======== THE DATA ========
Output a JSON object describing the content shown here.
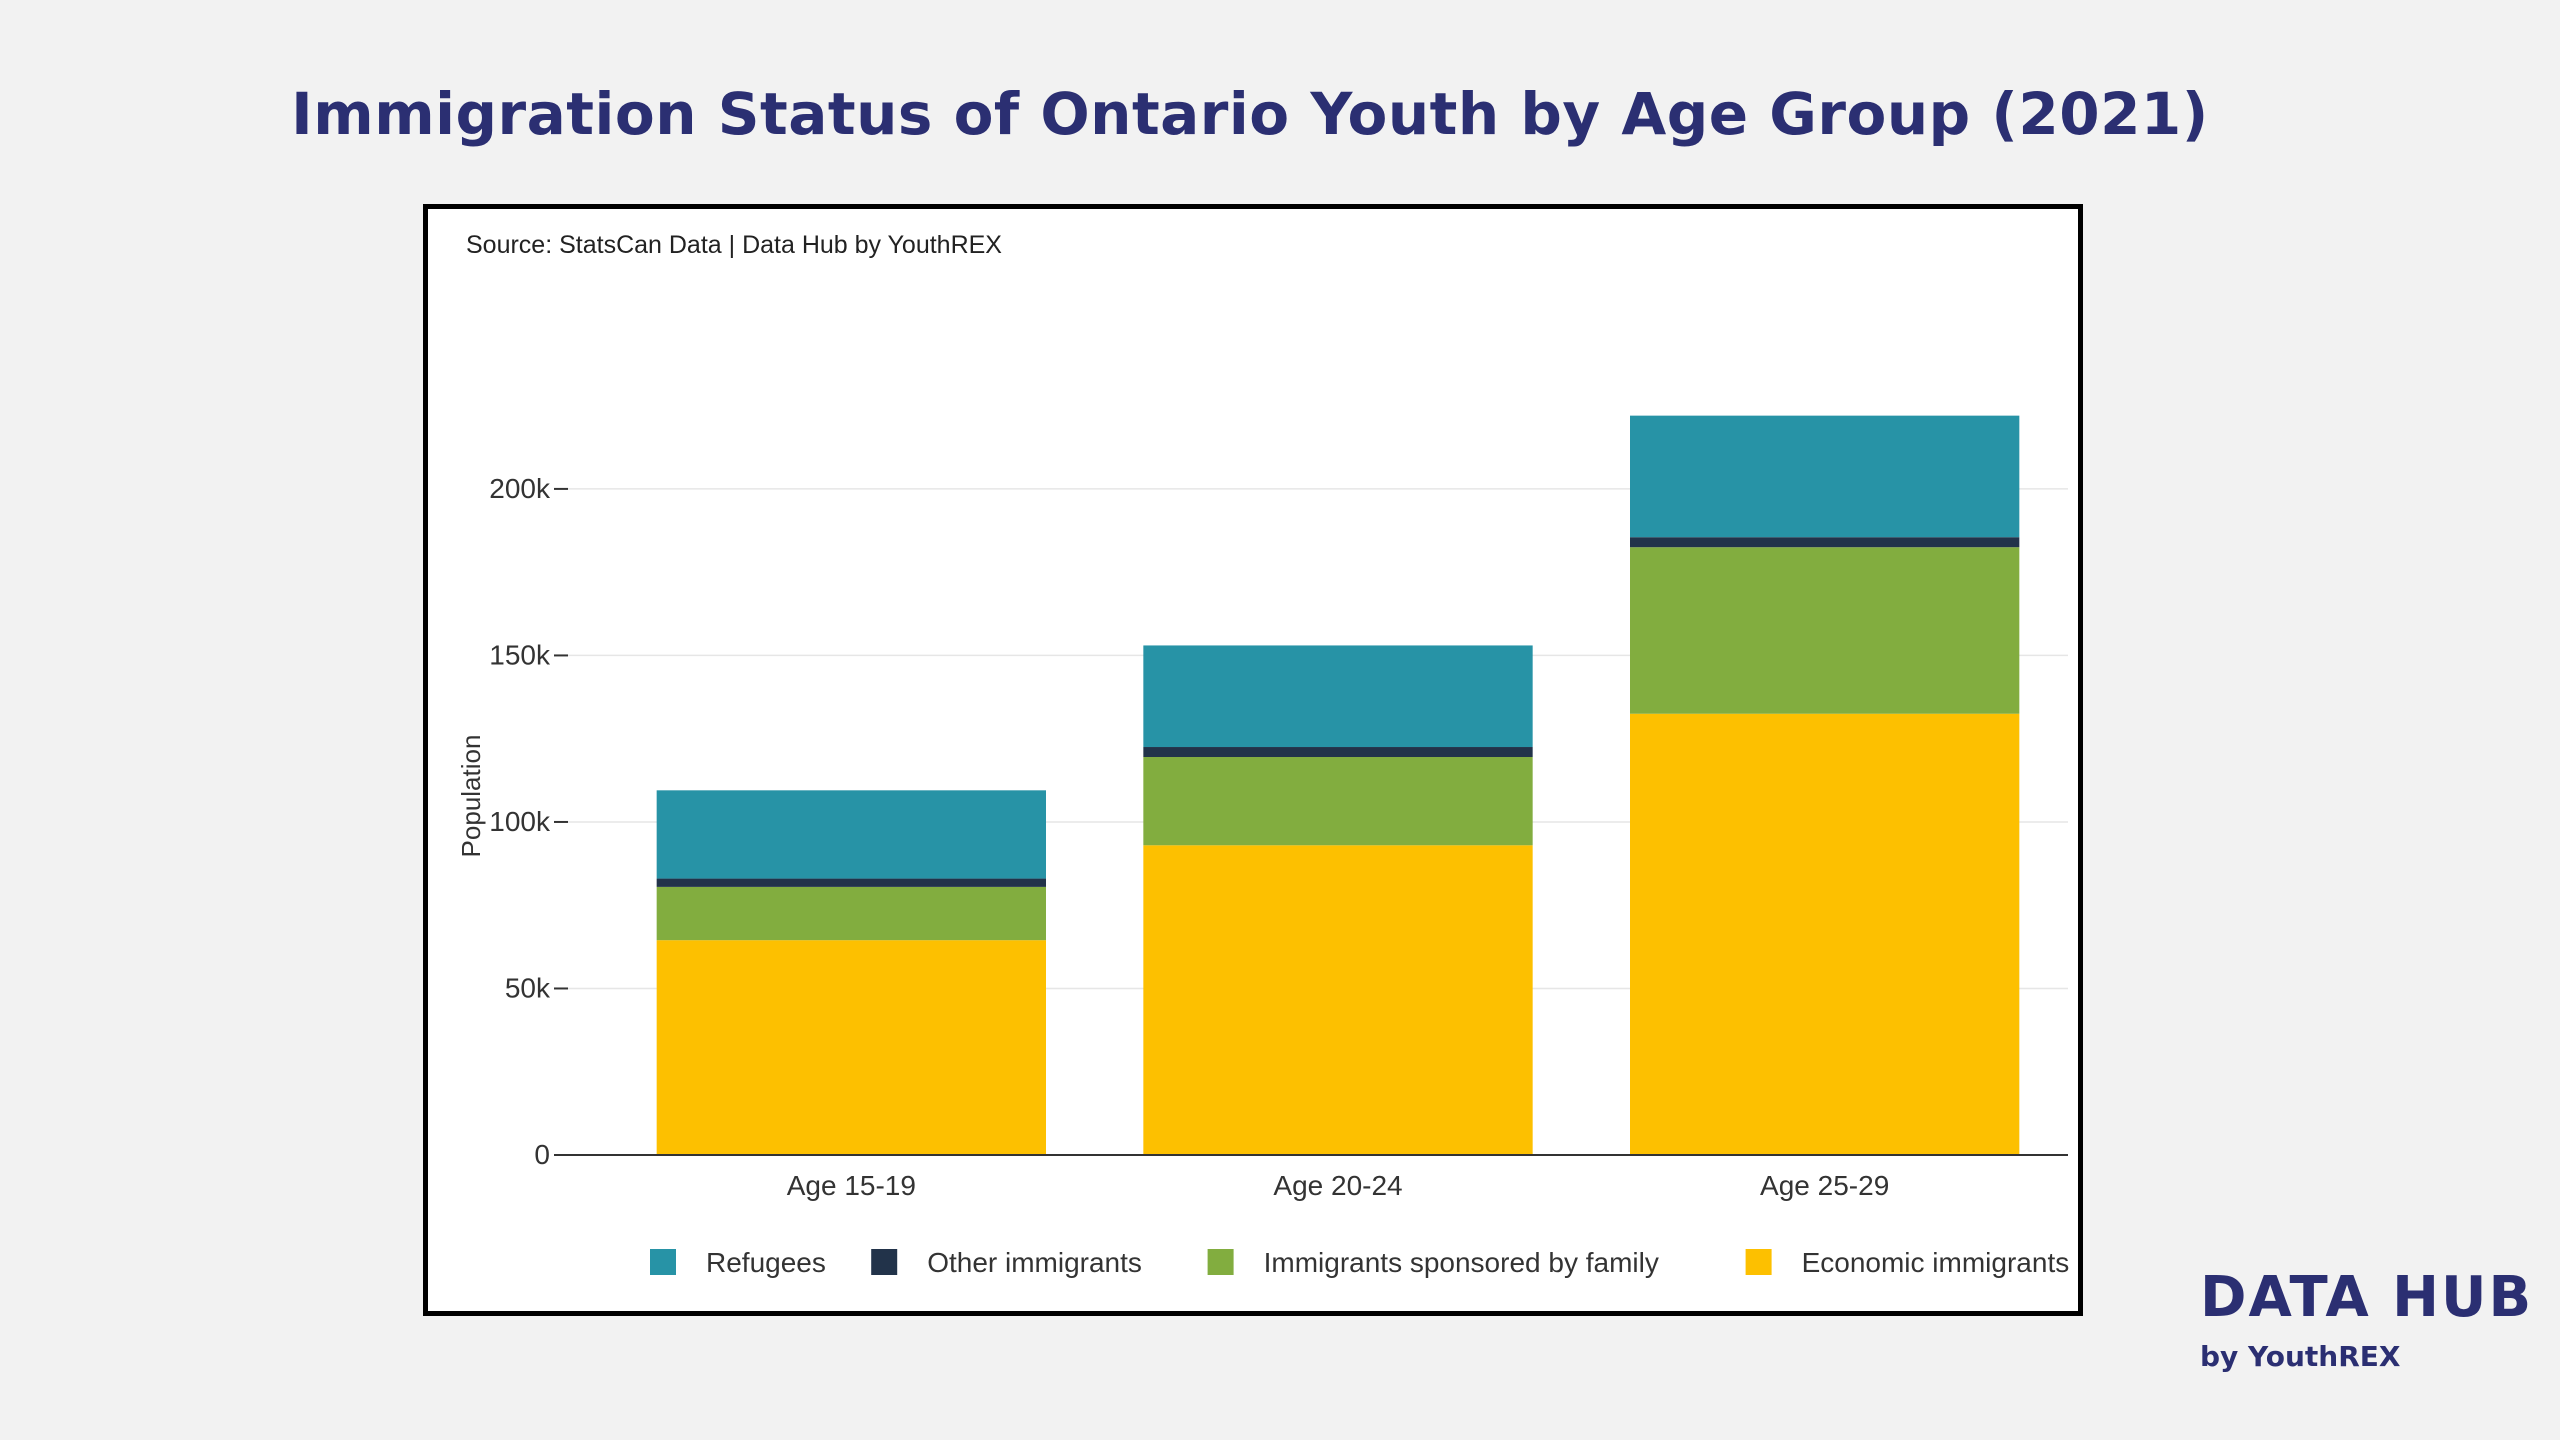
{
  "title": "Immigration Status of Ontario Youth by Age Group (2021)",
  "source": "Source: StatsCan Data | Data Hub by YouthREX",
  "brand": {
    "name": "DATA HUB",
    "tagline": "by YouthREX"
  },
  "colors": {
    "title": "#2b2f72",
    "refugees": "#2793a6",
    "other_immigrants": "#22334a",
    "family": "#82ad3f",
    "economic": "#fdc000",
    "axis": "#333333",
    "grid": "#e6e6e6"
  },
  "chart_data": {
    "type": "bar",
    "stacked": true,
    "categories": [
      "Age 15-19",
      "Age 20-24",
      "Age 25-29"
    ],
    "series": [
      {
        "name": "Economic immigrants",
        "color": "#fdc000",
        "values": [
          64500,
          93000,
          132500
        ]
      },
      {
        "name": "Immigrants sponsored by family",
        "color": "#82ad3f",
        "values": [
          16000,
          26500,
          50000
        ]
      },
      {
        "name": "Other immigrants",
        "color": "#22334a",
        "values": [
          2500,
          3000,
          3000
        ]
      },
      {
        "name": "Refugees",
        "color": "#2793a6",
        "values": [
          26500,
          30500,
          36500
        ]
      }
    ],
    "xlabel": "",
    "ylabel": "Population",
    "ylim": [
      0,
      230000
    ],
    "yticks": [
      0,
      50000,
      100000,
      150000,
      200000
    ],
    "ytick_labels": [
      "0",
      "50k",
      "100k",
      "150k",
      "200k"
    ],
    "grid": true,
    "legend_position": "bottom",
    "legend_order": [
      "Refugees",
      "Other immigrants",
      "Immigrants sponsored by family",
      "Economic immigrants"
    ]
  }
}
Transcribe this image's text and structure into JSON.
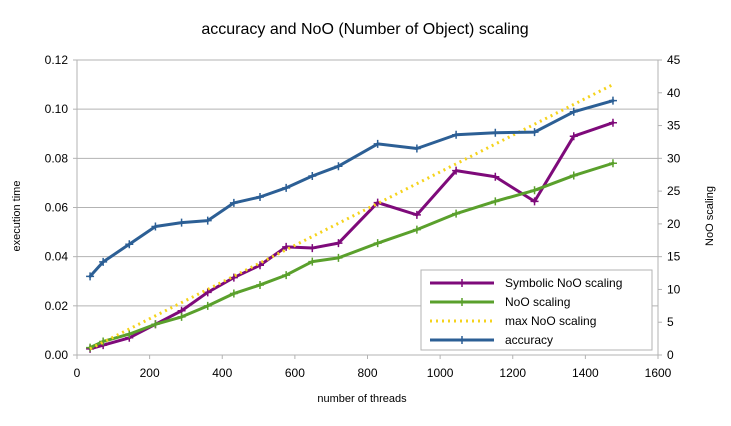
{
  "chart_data": {
    "type": "line",
    "title": "accuracy and NoO (Number of Object) scaling",
    "xlabel": "number of threads",
    "ylabel": "execution time",
    "y2label": "NoO scaling",
    "xlim": [
      0,
      1600
    ],
    "ylim": [
      0,
      0.12
    ],
    "y2lim": [
      0,
      45
    ],
    "x_ticks": [
      "0",
      "200",
      "400",
      "600",
      "800",
      "1000",
      "1200",
      "1400",
      "1600"
    ],
    "y_ticks": [
      "0.00",
      "0.02",
      "0.04",
      "0.06",
      "0.08",
      "0.10",
      "0.12"
    ],
    "y2_ticks": [
      "0",
      "5",
      "10",
      "15",
      "20",
      "25",
      "30",
      "35",
      "40",
      "45"
    ],
    "grid": "horizontal",
    "legend_position": "bottom-right",
    "series": [
      {
        "name": "Symbolic NoO scaling",
        "color": "#7e0a7a",
        "axis": "left",
        "style": "solid",
        "markers": true,
        "x": [
          36,
          72,
          144,
          216,
          288,
          360,
          432,
          504,
          576,
          648,
          720,
          828,
          936,
          1044,
          1152,
          1260,
          1368,
          1476
        ],
        "y": [
          0.0025,
          0.004,
          0.007,
          0.0125,
          0.018,
          0.0255,
          0.0315,
          0.0365,
          0.044,
          0.0435,
          0.0455,
          0.062,
          0.057,
          0.075,
          0.0725,
          0.0625,
          0.089,
          0.0945
        ]
      },
      {
        "name": "NoO scaling",
        "color": "#5aa02c",
        "axis": "left",
        "style": "solid",
        "markers": true,
        "x": [
          36,
          72,
          144,
          216,
          288,
          360,
          432,
          504,
          576,
          648,
          720,
          828,
          936,
          1044,
          1152,
          1260,
          1368,
          1476
        ],
        "y": [
          0.003,
          0.0055,
          0.0085,
          0.0125,
          0.0155,
          0.02,
          0.025,
          0.0285,
          0.0325,
          0.038,
          0.0395,
          0.0455,
          0.051,
          0.0575,
          0.0625,
          0.067,
          0.073,
          0.078
        ]
      },
      {
        "name": "max NoO scaling",
        "color": "#f5d31c",
        "axis": "left",
        "style": "dotted",
        "markers": false,
        "x": [
          36,
          1476
        ],
        "y": [
          0.0025,
          0.11
        ]
      },
      {
        "name": "accuracy",
        "color": "#2c5f95",
        "axis": "right",
        "style": "solid",
        "markers": true,
        "x": [
          36,
          72,
          144,
          216,
          288,
          360,
          432,
          504,
          576,
          648,
          720,
          828,
          936,
          1044,
          1152,
          1260,
          1368,
          1476
        ],
        "y": [
          12.0,
          14.2,
          16.9,
          19.6,
          20.2,
          20.5,
          23.2,
          24.1,
          25.5,
          27.3,
          28.8,
          32.2,
          31.5,
          33.6,
          33.9,
          34.0,
          37.1,
          38.8
        ]
      }
    ]
  }
}
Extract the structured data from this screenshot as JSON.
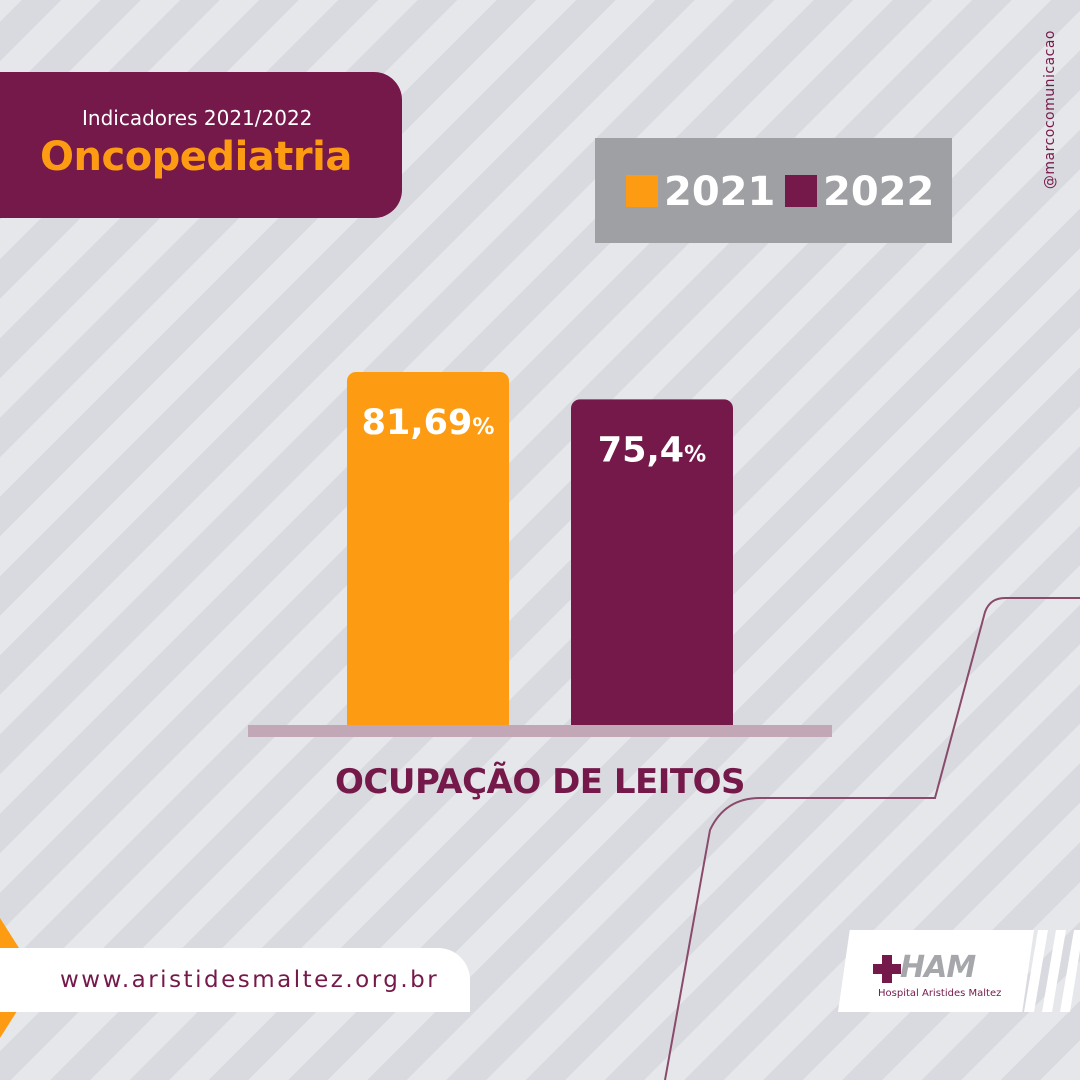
{
  "header": {
    "subtitle": "Indicadores 2021/2022",
    "title": "Oncopediatria"
  },
  "legend": {
    "items": [
      {
        "label": "2021",
        "color": "#fd9c12"
      },
      {
        "label": "2022",
        "color": "#75194a"
      }
    ]
  },
  "social_handle": "@marcocomunicacao",
  "chart_data": {
    "type": "bar",
    "categories": [
      "2021",
      "2022"
    ],
    "values": [
      81.69,
      75.4
    ],
    "data_labels": [
      "81,69",
      "75,4"
    ],
    "unit": "%",
    "colors": [
      "#fd9c12",
      "#75194a"
    ],
    "xlabel": "OCUPAÇÃO DE LEITOS",
    "ylim": [
      0,
      81.69
    ],
    "grid": false,
    "legend": "top-right"
  },
  "footer": {
    "url": "www.aristidesmaltez.org.br",
    "logo_text": "HAM",
    "logo_subtitle": "Hospital Aristides Maltez"
  },
  "icons": {
    "url_arrow": "orange-triangle-icon",
    "logo_cross": "plus-cross-icon"
  }
}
========
→ **THE REQUEST**: Exclude every picture and copy the remaining data exactly.

→ **OUTPUT OF THE EXERCISE**:
Output a JSON object describing the content shown here.
{
  "title": "Immigration Status of Ontario Youth by Age Group (2021)",
  "source": "Source: StatsCan Data | Data Hub by YouthREX",
  "brand": {
    "name": "DATA HUB",
    "tagline": "by YouthREX"
  },
  "colors": {
    "title": "#2b2f72",
    "refugees": "#2793a6",
    "other_immigrants": "#22334a",
    "family": "#82ad3f",
    "economic": "#fdc000",
    "axis": "#333333",
    "grid": "#e6e6e6"
  },
  "chart_data": {
    "type": "bar",
    "stacked": true,
    "categories": [
      "Age 15-19",
      "Age 20-24",
      "Age 25-29"
    ],
    "series": [
      {
        "name": "Economic immigrants",
        "color": "#fdc000",
        "values": [
          64500,
          93000,
          132500
        ]
      },
      {
        "name": "Immigrants sponsored by family",
        "color": "#82ad3f",
        "values": [
          16000,
          26500,
          50000
        ]
      },
      {
        "name": "Other immigrants",
        "color": "#22334a",
        "values": [
          2500,
          3000,
          3000
        ]
      },
      {
        "name": "Refugees",
        "color": "#2793a6",
        "values": [
          26500,
          30500,
          36500
        ]
      }
    ],
    "xlabel": "",
    "ylabel": "Population",
    "ylim": [
      0,
      230000
    ],
    "yticks": [
      0,
      50000,
      100000,
      150000,
      200000
    ],
    "ytick_labels": [
      "0",
      "50k",
      "100k",
      "150k",
      "200k"
    ],
    "grid": true,
    "legend_position": "bottom",
    "legend_order": [
      "Refugees",
      "Other immigrants",
      "Immigrants sponsored by family",
      "Economic immigrants"
    ]
  }
}
Transcribe this image's text and structure into JSON.
{
  "chart_data": {
    "type": "line",
    "title": "accuracy and NoO (Number of Object) scaling",
    "xlabel": "number of threads",
    "ylabel": "execution time",
    "y2label": "NoO scaling",
    "xlim": [
      0,
      1600
    ],
    "ylim": [
      0,
      0.12
    ],
    "y2lim": [
      0,
      45
    ],
    "x_ticks": [
      "0",
      "200",
      "400",
      "600",
      "800",
      "1000",
      "1200",
      "1400",
      "1600"
    ],
    "y_ticks": [
      "0.00",
      "0.02",
      "0.04",
      "0.06",
      "0.08",
      "0.10",
      "0.12"
    ],
    "y2_ticks": [
      "0",
      "5",
      "10",
      "15",
      "20",
      "25",
      "30",
      "35",
      "40",
      "45"
    ],
    "grid": "horizontal",
    "legend_position": "bottom-right",
    "series": [
      {
        "name": "Symbolic NoO scaling",
        "color": "#7e0a7a",
        "axis": "left",
        "style": "solid",
        "markers": true,
        "x": [
          36,
          72,
          144,
          216,
          288,
          360,
          432,
          504,
          576,
          648,
          720,
          828,
          936,
          1044,
          1152,
          1260,
          1368,
          1476
        ],
        "y": [
          0.0025,
          0.004,
          0.007,
          0.0125,
          0.018,
          0.0255,
          0.0315,
          0.0365,
          0.044,
          0.0435,
          0.0455,
          0.062,
          0.057,
          0.075,
          0.0725,
          0.0625,
          0.089,
          0.0945
        ]
      },
      {
        "name": "NoO scaling",
        "color": "#5aa02c",
        "axis": "left",
        "style": "solid",
        "markers": true,
        "x": [
          36,
          72,
          144,
          216,
          288,
          360,
          432,
          504,
          576,
          648,
          720,
          828,
          936,
          1044,
          1152,
          1260,
          1368,
          1476
        ],
        "y": [
          0.003,
          0.0055,
          0.0085,
          0.0125,
          0.0155,
          0.02,
          0.025,
          0.0285,
          0.0325,
          0.038,
          0.0395,
          0.0455,
          0.051,
          0.0575,
          0.0625,
          0.067,
          0.073,
          0.078
        ]
      },
      {
        "name": "max NoO scaling",
        "color": "#f5d31c",
        "axis": "left",
        "style": "dotted",
        "markers": false,
        "x": [
          36,
          1476
        ],
        "y": [
          0.0025,
          0.11
        ]
      },
      {
        "name": "accuracy",
        "color": "#2c5f95",
        "axis": "right",
        "style": "solid",
        "markers": true,
        "x": [
          36,
          72,
          144,
          216,
          288,
          360,
          432,
          504,
          576,
          648,
          720,
          828,
          936,
          1044,
          1152,
          1260,
          1368,
          1476
        ],
        "y": [
          12.0,
          14.2,
          16.9,
          19.6,
          20.2,
          20.5,
          23.2,
          24.1,
          25.5,
          27.3,
          28.8,
          32.2,
          31.5,
          33.6,
          33.9,
          34.0,
          37.1,
          38.8
        ]
      }
    ]
  }
}
Extract the structured data from this screenshot as JSON.
{
  "header": {
    "subtitle": "Indicadores 2021/2022",
    "title": "Oncopediatria"
  },
  "legend": {
    "items": [
      {
        "label": "2021",
        "color": "#fd9c12"
      },
      {
        "label": "2022",
        "color": "#75194a"
      }
    ]
  },
  "social_handle": "@marcocomunicacao",
  "chart_data": {
    "type": "bar",
    "categories": [
      "2021",
      "2022"
    ],
    "values": [
      81.69,
      75.4
    ],
    "data_labels": [
      "81,69",
      "75,4"
    ],
    "unit": "%",
    "colors": [
      "#fd9c12",
      "#75194a"
    ],
    "xlabel": "OCUPAÇÃO DE LEITOS",
    "ylim": [
      0,
      81.69
    ],
    "grid": false,
    "legend": "top-right"
  },
  "footer": {
    "url": "www.aristidesmaltez.org.br",
    "logo_text": "HAM",
    "logo_subtitle": "Hospital Aristides Maltez"
  },
  "icons": {
    "url_arrow": "orange-triangle-icon",
    "logo_cross": "plus-cross-icon"
  }
}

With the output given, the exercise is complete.